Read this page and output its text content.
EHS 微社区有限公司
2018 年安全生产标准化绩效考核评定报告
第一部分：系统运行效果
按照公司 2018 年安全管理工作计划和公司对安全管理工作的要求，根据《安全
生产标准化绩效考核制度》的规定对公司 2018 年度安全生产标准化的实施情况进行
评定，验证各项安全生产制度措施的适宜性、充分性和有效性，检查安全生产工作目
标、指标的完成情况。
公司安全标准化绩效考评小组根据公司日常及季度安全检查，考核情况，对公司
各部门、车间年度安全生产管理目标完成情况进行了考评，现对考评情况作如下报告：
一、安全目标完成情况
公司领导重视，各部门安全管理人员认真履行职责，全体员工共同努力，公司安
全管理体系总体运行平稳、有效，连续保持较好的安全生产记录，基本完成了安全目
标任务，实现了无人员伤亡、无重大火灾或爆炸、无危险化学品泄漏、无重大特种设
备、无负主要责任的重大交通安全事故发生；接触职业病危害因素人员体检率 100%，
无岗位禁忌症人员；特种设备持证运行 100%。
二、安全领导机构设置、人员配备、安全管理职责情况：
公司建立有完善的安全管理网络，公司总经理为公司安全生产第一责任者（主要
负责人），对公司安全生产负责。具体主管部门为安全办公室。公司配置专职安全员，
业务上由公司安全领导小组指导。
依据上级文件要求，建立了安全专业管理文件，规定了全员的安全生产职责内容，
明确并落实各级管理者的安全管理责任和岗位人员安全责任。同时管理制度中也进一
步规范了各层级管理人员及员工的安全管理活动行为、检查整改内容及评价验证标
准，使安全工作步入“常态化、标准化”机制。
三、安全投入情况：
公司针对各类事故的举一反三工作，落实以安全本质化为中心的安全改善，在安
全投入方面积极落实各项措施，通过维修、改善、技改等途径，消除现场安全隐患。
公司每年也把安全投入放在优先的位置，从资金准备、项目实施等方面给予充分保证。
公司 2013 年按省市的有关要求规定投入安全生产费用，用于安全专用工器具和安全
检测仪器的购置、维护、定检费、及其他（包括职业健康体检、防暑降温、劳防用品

▶ **Given request**: Reproduce the data shown above exactly.

▶ **Output for this task**:
Read this page and output its text content.
EHS 微社区有限公司
2018 年安全生产标准化绩效考核评定报告
第一部分：系统运行效果
按照公司 2018 年安全管理工作计划和公司对安全管理工作的要求，根据《安全
生产标准化绩效考核制度》的规定对公司 2018 年度安全生产标准化的实施情况进行
评定，验证各项安全生产制度措施的适宜性、充分性和有效性，检查安全生产工作目
标、指标的完成情况。
公司安全标准化绩效考评小组根据公司日常及季度安全检查，考核情况，对公司
各部门、车间年度安全生产管理目标完成情况进行了考评，现对考评情况作如下报告：
一、安全目标完成情况
公司领导重视，各部门安全管理人员认真履行职责，全体员工共同努力，公司安
全管理体系总体运行平稳、有效，连续保持较好的安全生产记录，基本完成了安全目
标任务，实现了无人员伤亡、无重大火灾或爆炸、无危险化学品泄漏、无重大特种设
备、无负主要责任的重大交通安全事故发生；接触职业病危害因素人员体检率 100%，
无岗位禁忌症人员；特种设备持证运行 100%。
二、安全领导机构设置、人员配备、安全管理职责情况：
公司建立有完善的安全管理网络，公司总经理为公司安全生产第一责任者（主要
负责人），对公司安全生产负责。具体主管部门为安全办公室。公司配置专职安全员，
业务上由公司安全领导小组指导。
依据上级文件要求，建立了安全专业管理文件，规定了全员的安全生产职责内容，
明确并落实各级管理者的安全管理责任和岗位人员安全责任。同时管理制度中也进一
步规范了各层级管理人员及员工的安全管理活动行为、检查整改内容及评价验证标
准，使安全工作步入“常态化、标准化”机制。
三、安全投入情况：
公司针对各类事故的举一反三工作，落实以安全本质化为中心的安全改善，在安
全投入方面积极落实各项措施，通过维修、改善、技改等途径，消除现场安全隐患。
公司每年也把安全投入放在优先的位置，从资金准备、项目实施等方面给予充分保证。
公司 2013 年按省市的有关要求规定投入安全生产费用，用于安全专用工器具和安全
检测仪器的购置、维护、定检费、及其他（包括职业健康体检、防暑降温、劳防用品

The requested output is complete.